Element box listing:
..........

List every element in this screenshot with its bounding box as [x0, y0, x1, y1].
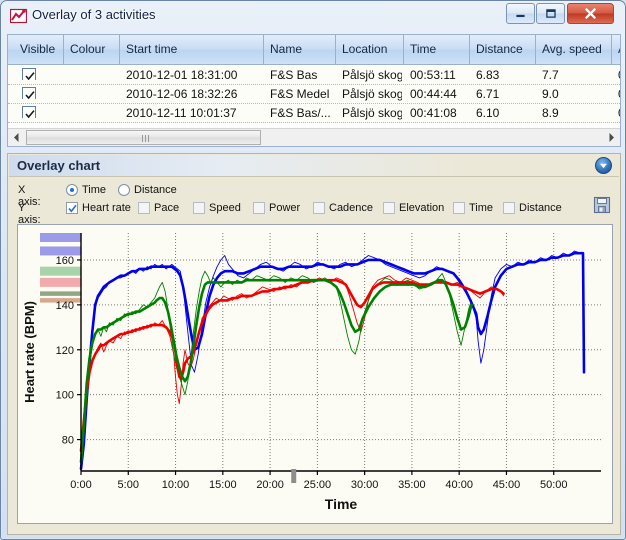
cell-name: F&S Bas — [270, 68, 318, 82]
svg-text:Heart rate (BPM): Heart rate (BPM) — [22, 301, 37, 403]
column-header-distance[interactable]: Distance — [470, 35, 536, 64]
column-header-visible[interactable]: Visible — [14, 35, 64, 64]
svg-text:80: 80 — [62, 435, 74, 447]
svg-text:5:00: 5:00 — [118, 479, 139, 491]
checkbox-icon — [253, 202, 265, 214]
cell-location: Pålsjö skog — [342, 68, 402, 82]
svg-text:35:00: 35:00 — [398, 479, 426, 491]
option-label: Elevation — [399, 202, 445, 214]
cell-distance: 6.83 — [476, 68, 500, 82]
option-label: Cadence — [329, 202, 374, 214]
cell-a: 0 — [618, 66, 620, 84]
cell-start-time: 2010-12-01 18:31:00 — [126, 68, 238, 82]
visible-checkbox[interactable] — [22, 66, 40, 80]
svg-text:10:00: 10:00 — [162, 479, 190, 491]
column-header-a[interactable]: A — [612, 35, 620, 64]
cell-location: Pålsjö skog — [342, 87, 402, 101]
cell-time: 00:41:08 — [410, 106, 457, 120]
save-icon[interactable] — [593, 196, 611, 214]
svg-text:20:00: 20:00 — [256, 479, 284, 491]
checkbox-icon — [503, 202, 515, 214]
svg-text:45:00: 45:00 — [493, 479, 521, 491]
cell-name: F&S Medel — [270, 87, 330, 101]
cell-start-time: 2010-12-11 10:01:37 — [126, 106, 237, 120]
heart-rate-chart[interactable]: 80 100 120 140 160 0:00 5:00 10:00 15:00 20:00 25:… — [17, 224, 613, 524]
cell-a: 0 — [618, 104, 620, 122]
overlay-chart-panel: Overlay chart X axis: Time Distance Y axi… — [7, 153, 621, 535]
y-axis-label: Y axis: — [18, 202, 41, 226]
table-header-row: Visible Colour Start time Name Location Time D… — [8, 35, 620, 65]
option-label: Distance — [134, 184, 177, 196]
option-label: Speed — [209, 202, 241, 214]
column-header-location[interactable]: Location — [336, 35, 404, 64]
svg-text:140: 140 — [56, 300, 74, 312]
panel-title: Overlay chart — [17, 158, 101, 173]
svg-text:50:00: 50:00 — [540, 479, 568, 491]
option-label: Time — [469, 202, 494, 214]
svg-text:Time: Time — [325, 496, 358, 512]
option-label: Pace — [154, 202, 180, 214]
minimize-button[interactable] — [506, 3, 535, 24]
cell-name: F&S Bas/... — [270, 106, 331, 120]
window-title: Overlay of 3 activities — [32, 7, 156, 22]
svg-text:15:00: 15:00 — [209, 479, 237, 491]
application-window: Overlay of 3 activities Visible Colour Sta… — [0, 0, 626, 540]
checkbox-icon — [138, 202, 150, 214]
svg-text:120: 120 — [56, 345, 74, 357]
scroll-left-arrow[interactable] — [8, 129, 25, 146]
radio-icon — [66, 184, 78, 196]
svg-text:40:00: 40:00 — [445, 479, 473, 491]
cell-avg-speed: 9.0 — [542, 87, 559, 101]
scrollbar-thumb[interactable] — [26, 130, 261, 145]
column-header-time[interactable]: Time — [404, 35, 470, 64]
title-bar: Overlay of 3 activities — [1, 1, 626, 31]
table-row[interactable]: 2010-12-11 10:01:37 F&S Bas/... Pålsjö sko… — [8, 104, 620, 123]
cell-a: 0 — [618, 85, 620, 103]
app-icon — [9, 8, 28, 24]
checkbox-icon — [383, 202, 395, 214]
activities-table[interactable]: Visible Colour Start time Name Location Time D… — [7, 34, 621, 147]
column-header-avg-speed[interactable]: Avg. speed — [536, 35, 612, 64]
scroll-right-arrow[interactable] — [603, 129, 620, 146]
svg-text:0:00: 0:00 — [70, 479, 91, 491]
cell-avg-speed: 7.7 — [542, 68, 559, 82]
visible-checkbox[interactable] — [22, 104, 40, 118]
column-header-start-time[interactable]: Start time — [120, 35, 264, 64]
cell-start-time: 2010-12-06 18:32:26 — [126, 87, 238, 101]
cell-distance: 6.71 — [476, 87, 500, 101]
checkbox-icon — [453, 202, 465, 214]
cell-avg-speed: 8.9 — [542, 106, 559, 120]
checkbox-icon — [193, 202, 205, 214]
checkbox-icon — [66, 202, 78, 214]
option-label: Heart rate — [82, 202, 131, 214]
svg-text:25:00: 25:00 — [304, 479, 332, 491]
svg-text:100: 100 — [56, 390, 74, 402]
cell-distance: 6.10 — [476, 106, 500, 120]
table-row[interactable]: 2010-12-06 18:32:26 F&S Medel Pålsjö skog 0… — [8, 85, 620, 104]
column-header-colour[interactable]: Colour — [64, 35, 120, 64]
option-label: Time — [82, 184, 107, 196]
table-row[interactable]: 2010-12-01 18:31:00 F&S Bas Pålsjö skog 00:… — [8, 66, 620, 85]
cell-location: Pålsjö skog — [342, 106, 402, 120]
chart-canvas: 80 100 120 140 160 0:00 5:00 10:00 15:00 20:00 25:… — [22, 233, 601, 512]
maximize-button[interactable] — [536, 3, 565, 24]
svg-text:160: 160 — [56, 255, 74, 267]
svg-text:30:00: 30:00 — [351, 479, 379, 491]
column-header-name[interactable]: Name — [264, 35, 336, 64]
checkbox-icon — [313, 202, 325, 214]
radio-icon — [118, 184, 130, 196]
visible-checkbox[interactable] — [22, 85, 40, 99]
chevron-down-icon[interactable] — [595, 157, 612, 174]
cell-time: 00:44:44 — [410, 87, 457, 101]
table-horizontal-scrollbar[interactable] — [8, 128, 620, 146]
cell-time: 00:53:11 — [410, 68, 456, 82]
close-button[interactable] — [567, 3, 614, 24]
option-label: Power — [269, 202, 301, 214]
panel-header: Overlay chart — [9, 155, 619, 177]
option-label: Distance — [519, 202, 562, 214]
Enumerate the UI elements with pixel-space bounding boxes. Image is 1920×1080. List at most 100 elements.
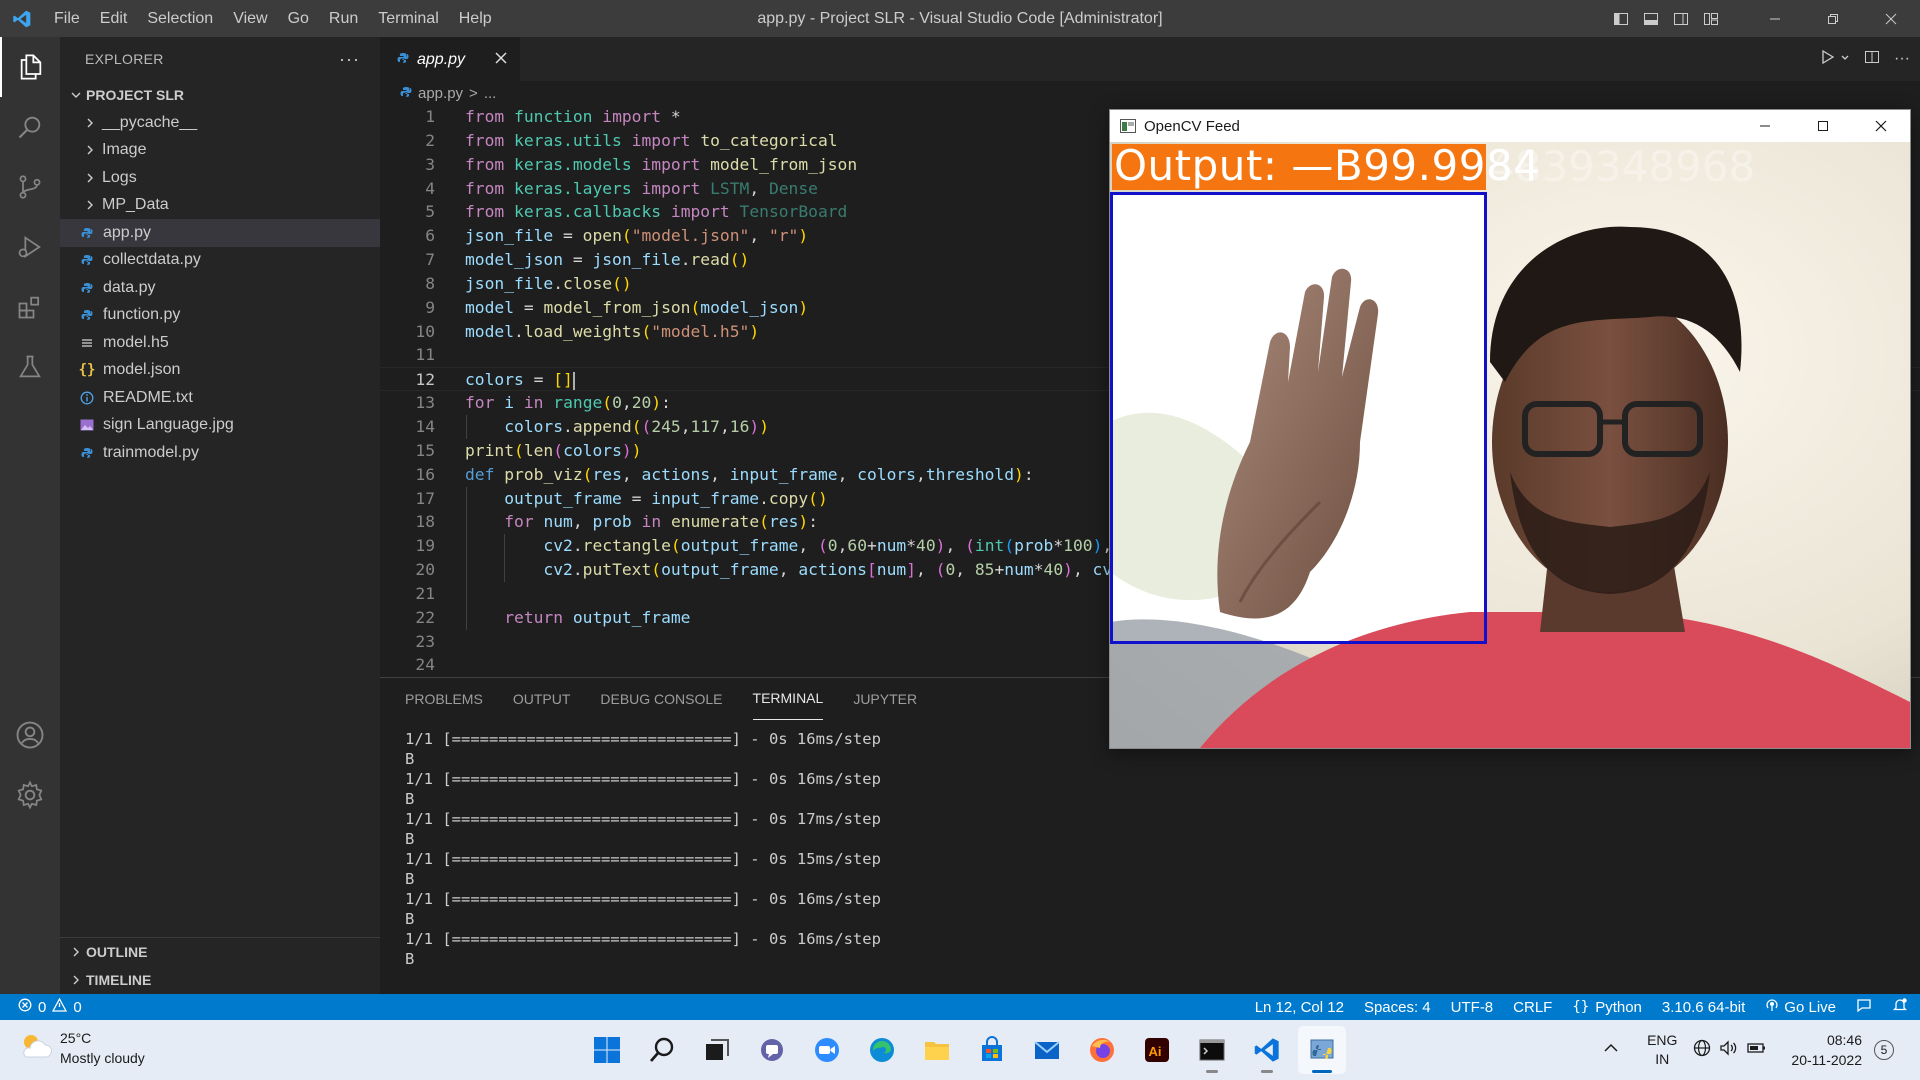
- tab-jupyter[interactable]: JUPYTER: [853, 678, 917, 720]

..........

### Task prompt
Reproduce the entire listing above word for word, omitting the pictures.

### Solution for this exercise
List every element in this screenshot with its bounding box as [x0, y0, x1, y1].
cell-name: F&S Bas — [270, 68, 318, 82]
svg-text:Heart rate (BPM): Heart rate (BPM) — [22, 301, 37, 403]
column-header-distance[interactable]: Distance — [470, 35, 536, 64]
column-header-visible[interactable]: Visible — [14, 35, 64, 64]
svg-text:80: 80 — [62, 435, 74, 447]
svg-text:5:00: 5:00 — [118, 479, 139, 491]
checkbox-icon — [253, 202, 265, 214]
cell-location: Pålsjö skog — [342, 68, 402, 82]
svg-text:35:00: 35:00 — [398, 479, 426, 491]
option-label: Elevation — [399, 202, 445, 214]
cell-distance: 6.83 — [476, 68, 500, 82]
option-label: Cadence — [329, 202, 374, 214]
cell-a: 0 — [618, 66, 620, 84]
cell-start-time: 2010-12-01 18:31:00 — [126, 68, 238, 82]
visible-checkbox[interactable] — [22, 66, 40, 80]
svg-text:10:00: 10:00 — [162, 479, 190, 491]
column-header-a[interactable]: A — [612, 35, 620, 64]
cell-location: Pålsjö skog — [342, 87, 402, 101]
cell-time: 00:41:08 — [410, 106, 457, 120]
save-icon[interactable] — [593, 196, 611, 214]
svg-text:20:00: 20:00 — [256, 479, 284, 491]
checkbox-icon — [503, 202, 515, 214]
svg-text:45:00: 45:00 — [493, 479, 521, 491]
cell-name: F&S Medel — [270, 87, 330, 101]
cell-start-time: 2010-12-11 10:01:37 — [126, 106, 237, 120]
heart-rate-chart[interactable]: 80 100 120 140 160 0:00 5:00 10:00 15:00 20:00 25:… — [17, 224, 613, 524]
cell-a: 0 — [618, 104, 620, 122]
overlay-chart-panel: Overlay chart X axis: Time Distance Y axi… — [7, 153, 621, 535]
y-axis-label: Y axis: — [18, 202, 41, 226]
table-header-row: Visible Colour Start time Name Location Time D… — [8, 35, 620, 65]
option-label: Distance — [134, 184, 177, 196]
option-label: Speed — [209, 202, 241, 214]
column-header-location[interactable]: Location — [336, 35, 404, 64]
svg-text:140: 140 — [56, 300, 74, 312]
panel-title: Overlay chart — [17, 158, 101, 173]
svg-text:50:00: 50:00 — [540, 479, 568, 491]
option-label: Time — [469, 202, 494, 214]
svg-text:Time: Time — [325, 496, 358, 512]
option-label: Pace — [154, 202, 180, 214]
minimize-button[interactable] — [506, 3, 535, 24]
cell-name: F&S Bas/... — [270, 106, 331, 120]
window-title: Overlay of 3 activities — [32, 7, 156, 22]
svg-text:15:00: 15:00 — [209, 479, 237, 491]
application-window: Overlay of 3 activities Visible Colour Sta… — [0, 0, 626, 540]
checkbox-icon — [138, 202, 150, 214]
svg-text:120: 120 — [56, 345, 74, 357]
scroll-left-arrow[interactable] — [8, 129, 25, 146]
radio-icon — [66, 184, 78, 196]
svg-text:40:00: 40:00 — [445, 479, 473, 491]
cell-avg-speed: 9.0 — [542, 87, 559, 101]
scrollbar-thumb[interactable] — [26, 130, 261, 145]
column-header-time[interactable]: Time — [404, 35, 470, 64]
title-bar: Overlay of 3 activities — [1, 1, 626, 31]
table-row[interactable]: 2010-12-11 10:01:37 F&S Bas/... Pålsjö sko… — [8, 104, 620, 123]
cell-a: 0 — [618, 85, 620, 103]
app-icon — [9, 8, 28, 24]
checkbox-icon — [383, 202, 395, 214]
activities-table[interactable]: Visible Colour Start time Name Location Time D… — [7, 34, 621, 147]
column-header-avg-speed[interactable]: Avg. speed — [536, 35, 612, 64]
scroll-right-arrow[interactable] — [603, 129, 620, 146]
svg-text:0:00: 0:00 — [70, 479, 91, 491]
cell-avg-speed: 7.7 — [542, 68, 559, 82]
visible-checkbox[interactable] — [22, 104, 40, 118]
column-header-start-time[interactable]: Start time — [120, 35, 264, 64]
cell-start-time: 2010-12-06 18:32:26 — [126, 87, 238, 101]
cell-distance: 6.71 — [476, 87, 500, 101]
checkbox-icon — [453, 202, 465, 214]
cell-avg-speed: 8.9 — [542, 106, 559, 120]
checkbox-icon — [193, 202, 205, 214]
checkbox-icon — [66, 202, 78, 214]
option-label: Heart rate — [82, 202, 131, 214]
svg-text:25:00: 25:00 — [304, 479, 332, 491]
svg-text:100: 100 — [56, 390, 74, 402]
cell-distance: 6.10 — [476, 106, 500, 120]
table-row[interactable]: 2010-12-06 18:32:26 F&S Medel Pålsjö skog 0… — [8, 85, 620, 104]
column-header-colour[interactable]: Colour — [64, 35, 120, 64]
option-label: Time — [82, 184, 107, 196]
table-row[interactable]: 2010-12-01 18:31:00 F&S Bas Pålsjö skog 00:… — [8, 66, 620, 85]
cell-location: Pålsjö skog — [342, 106, 402, 120]
chart-canvas: 80 100 120 140 160 0:00 5:00 10:00 15:00 20:00 25:… — [22, 233, 601, 512]
maximize-button[interactable] — [536, 3, 565, 24]
svg-text:160: 160 — [56, 255, 74, 267]
svg-text:30:00: 30:00 — [351, 479, 379, 491]
column-header-name[interactable]: Name — [264, 35, 336, 64]
checkbox-icon — [313, 202, 325, 214]
radio-icon — [118, 184, 130, 196]
visible-checkbox[interactable] — [22, 85, 40, 99]
chevron-down-icon[interactable] — [595, 157, 612, 174]
cell-time: 00:44:44 — [410, 87, 457, 101]
table-horizontal-scrollbar[interactable] — [8, 128, 620, 146]
cell-time: 00:53:11 — [410, 68, 456, 82]
close-button[interactable] — [567, 3, 614, 24]
option-label: Power — [269, 202, 301, 214]
panel-header: Overlay chart — [9, 155, 619, 177]
option-label: Distance — [519, 202, 562, 214]
Enumerate the UI elements with pixel-space bounding boxes. Image is 1920×1080. List at most 100 elements.
- tab-jupyter[interactable]: JUPYTER: [853, 678, 917, 720]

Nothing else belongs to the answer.